- [Aim]
The records below must be copied in full; omit the images.

- [Data to process]
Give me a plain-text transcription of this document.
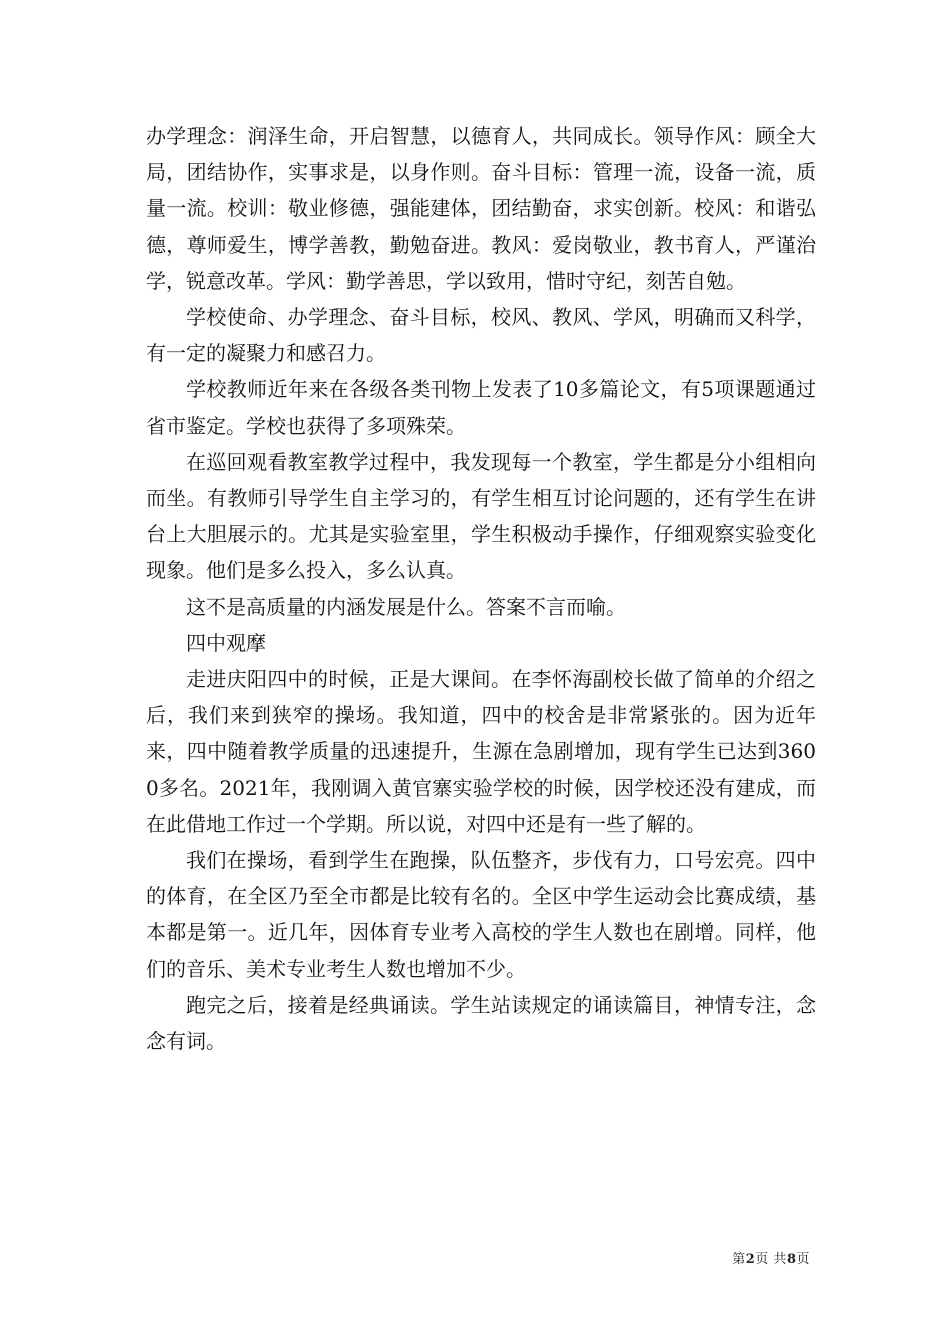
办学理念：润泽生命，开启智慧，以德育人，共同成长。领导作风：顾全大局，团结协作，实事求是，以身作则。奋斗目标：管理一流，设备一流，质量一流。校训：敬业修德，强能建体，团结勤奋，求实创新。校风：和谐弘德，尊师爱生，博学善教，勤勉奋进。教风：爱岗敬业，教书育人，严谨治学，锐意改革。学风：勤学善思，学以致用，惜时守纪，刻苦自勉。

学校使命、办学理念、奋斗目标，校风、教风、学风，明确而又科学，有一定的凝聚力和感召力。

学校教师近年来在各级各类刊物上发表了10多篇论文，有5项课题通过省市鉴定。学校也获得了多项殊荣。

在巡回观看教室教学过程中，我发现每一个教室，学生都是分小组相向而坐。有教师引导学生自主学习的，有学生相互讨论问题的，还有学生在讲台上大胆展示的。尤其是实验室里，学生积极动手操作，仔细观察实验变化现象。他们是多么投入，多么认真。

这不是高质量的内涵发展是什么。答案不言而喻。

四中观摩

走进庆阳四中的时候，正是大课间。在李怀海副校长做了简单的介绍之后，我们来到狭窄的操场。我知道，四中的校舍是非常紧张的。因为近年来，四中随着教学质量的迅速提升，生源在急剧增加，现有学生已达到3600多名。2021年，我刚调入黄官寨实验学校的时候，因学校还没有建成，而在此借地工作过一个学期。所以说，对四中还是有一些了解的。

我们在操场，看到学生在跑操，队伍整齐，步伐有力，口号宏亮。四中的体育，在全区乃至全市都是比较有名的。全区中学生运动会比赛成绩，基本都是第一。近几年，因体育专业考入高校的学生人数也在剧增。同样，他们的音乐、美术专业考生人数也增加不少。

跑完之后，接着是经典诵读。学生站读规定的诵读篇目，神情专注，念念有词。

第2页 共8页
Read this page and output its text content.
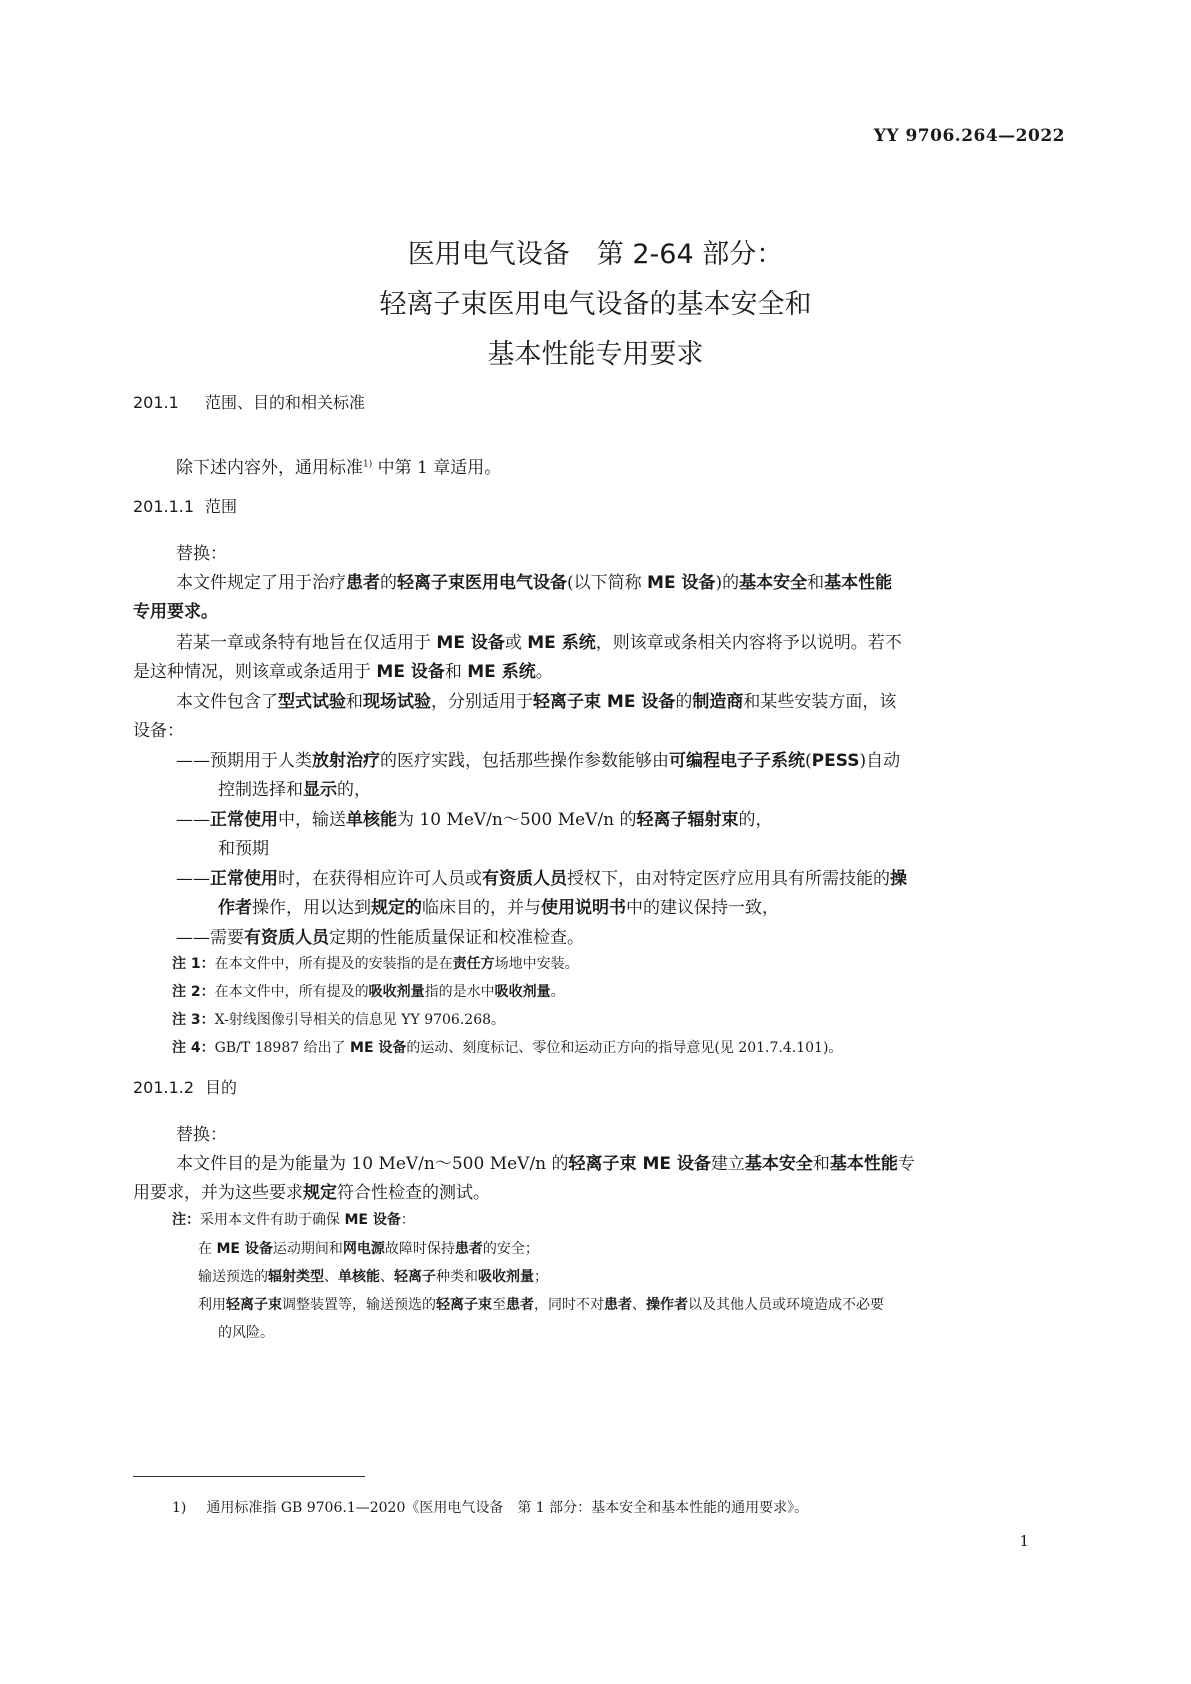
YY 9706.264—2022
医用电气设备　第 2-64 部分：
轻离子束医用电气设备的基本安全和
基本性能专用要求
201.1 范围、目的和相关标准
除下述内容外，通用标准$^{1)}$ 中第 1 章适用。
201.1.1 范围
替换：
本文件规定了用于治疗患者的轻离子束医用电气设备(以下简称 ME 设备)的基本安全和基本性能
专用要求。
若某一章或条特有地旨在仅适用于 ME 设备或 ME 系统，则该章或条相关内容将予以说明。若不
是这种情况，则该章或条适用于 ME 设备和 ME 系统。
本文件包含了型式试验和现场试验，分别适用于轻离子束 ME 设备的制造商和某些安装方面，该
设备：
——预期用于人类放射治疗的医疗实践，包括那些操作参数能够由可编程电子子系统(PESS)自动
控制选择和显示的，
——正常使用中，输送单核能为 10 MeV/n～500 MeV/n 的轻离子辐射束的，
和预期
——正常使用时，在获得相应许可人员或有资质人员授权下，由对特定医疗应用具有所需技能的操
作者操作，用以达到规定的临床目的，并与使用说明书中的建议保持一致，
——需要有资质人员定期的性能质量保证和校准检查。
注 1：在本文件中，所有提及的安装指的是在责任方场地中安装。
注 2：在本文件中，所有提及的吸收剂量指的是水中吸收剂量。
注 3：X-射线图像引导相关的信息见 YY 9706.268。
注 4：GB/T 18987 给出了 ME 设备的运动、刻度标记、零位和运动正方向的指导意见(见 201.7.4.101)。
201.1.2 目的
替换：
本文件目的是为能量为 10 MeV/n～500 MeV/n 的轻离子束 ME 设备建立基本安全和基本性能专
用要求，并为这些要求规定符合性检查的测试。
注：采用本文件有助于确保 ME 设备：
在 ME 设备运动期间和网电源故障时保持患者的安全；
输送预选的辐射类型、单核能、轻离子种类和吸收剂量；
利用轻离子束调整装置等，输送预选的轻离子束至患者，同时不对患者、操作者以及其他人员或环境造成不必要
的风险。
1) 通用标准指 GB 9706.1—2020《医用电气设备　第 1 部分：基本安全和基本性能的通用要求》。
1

- [Correct response]
Give me a plain-text transcription of this document.
办学理念：润泽生命，开启智慧，以德育人，共同成长。领导作风：顾全大局，团结协作，实事求是，以身作则。奋斗目标：管理一流，设备一流，质量一流。校训：敬业修德，强能建体，团结勤奋，求实创新。校风：和谐弘德，尊师爱生，博学善教，勤勉奋进。教风：爱岗敬业，教书育人，严谨治学，锐意改革。学风：勤学善思，学以致用，惜时守纪，刻苦自勉。

学校使命、办学理念、奋斗目标，校风、教风、学风，明确而又科学，有一定的凝聚力和感召力。

学校教师近年来在各级各类刊物上发表了10多篇论文，有5项课题通过省市鉴定。学校也获得了多项殊荣。

在巡回观看教室教学过程中，我发现每一个教室，学生都是分小组相向而坐。有教师引导学生自主学习的，有学生相互讨论问题的，还有学生在讲台上大胆展示的。尤其是实验室里，学生积极动手操作，仔细观察实验变化现象。他们是多么投入，多么认真。

这不是高质量的内涵发展是什么。答案不言而喻。

四中观摩

走进庆阳四中的时候，正是大课间。在李怀海副校长做了简单的介绍之后，我们来到狭窄的操场。我知道，四中的校舍是非常紧张的。因为近年来，四中随着教学质量的迅速提升，生源在急剧增加，现有学生已达到3600多名。2021年，我刚调入黄官寨实验学校的时候，因学校还没有建成，而在此借地工作过一个学期。所以说，对四中还是有一些了解的。

我们在操场，看到学生在跑操，队伍整齐，步伐有力，口号宏亮。四中的体育，在全区乃至全市都是比较有名的。全区中学生运动会比赛成绩，基本都是第一。近几年，因体育专业考入高校的学生人数也在剧增。同样，他们的音乐、美术专业考生人数也增加不少。

跑完之后，接着是经典诵读。学生站读规定的诵读篇目，神情专注，念念有词。

第2页 共8页
Read this page and output its text content.
YY 9706.264—2022
医用电气设备　第 2-64 部分：
轻离子束医用电气设备的基本安全和
基本性能专用要求
201.1 范围、目的和相关标准
除下述内容外，通用标准$^{1)}$ 中第 1 章适用。
201.1.1 范围
替换：
本文件规定了用于治疗患者的轻离子束医用电气设备(以下简称 ME 设备)的基本安全和基本性能
专用要求。
若某一章或条特有地旨在仅适用于 ME 设备或 ME 系统，则该章或条相关内容将予以说明。若不
是这种情况，则该章或条适用于 ME 设备和 ME 系统。
本文件包含了型式试验和现场试验，分别适用于轻离子束 ME 设备的制造商和某些安装方面，该
设备：
——预期用于人类放射治疗的医疗实践，包括那些操作参数能够由可编程电子子系统(PESS)自动
控制选择和显示的，
——正常使用中，输送单核能为 10 MeV/n～500 MeV/n 的轻离子辐射束的，
和预期
——正常使用时，在获得相应许可人员或有资质人员授权下，由对特定医疗应用具有所需技能的操
作者操作，用以达到规定的临床目的，并与使用说明书中的建议保持一致，
——需要有资质人员定期的性能质量保证和校准检查。
注 1：在本文件中，所有提及的安装指的是在责任方场地中安装。
注 2：在本文件中，所有提及的吸收剂量指的是水中吸收剂量。
注 3：X-射线图像引导相关的信息见 YY 9706.268。
注 4：GB/T 18987 给出了 ME 设备的运动、刻度标记、零位和运动正方向的指导意见(见 201.7.4.101)。
201.1.2 目的
替换：
本文件目的是为能量为 10 MeV/n～500 MeV/n 的轻离子束 ME 设备建立基本安全和基本性能专
用要求，并为这些要求规定符合性检查的测试。
注：采用本文件有助于确保 ME 设备：
在 ME 设备运动期间和网电源故障时保持患者的安全；
输送预选的辐射类型、单核能、轻离子种类和吸收剂量；
利用轻离子束调整装置等，输送预选的轻离子束至患者，同时不对患者、操作者以及其他人员或环境造成不必要
的风险。
1) 通用标准指 GB 9706.1—2020《医用电气设备　第 1 部分：基本安全和基本性能的通用要求》。
1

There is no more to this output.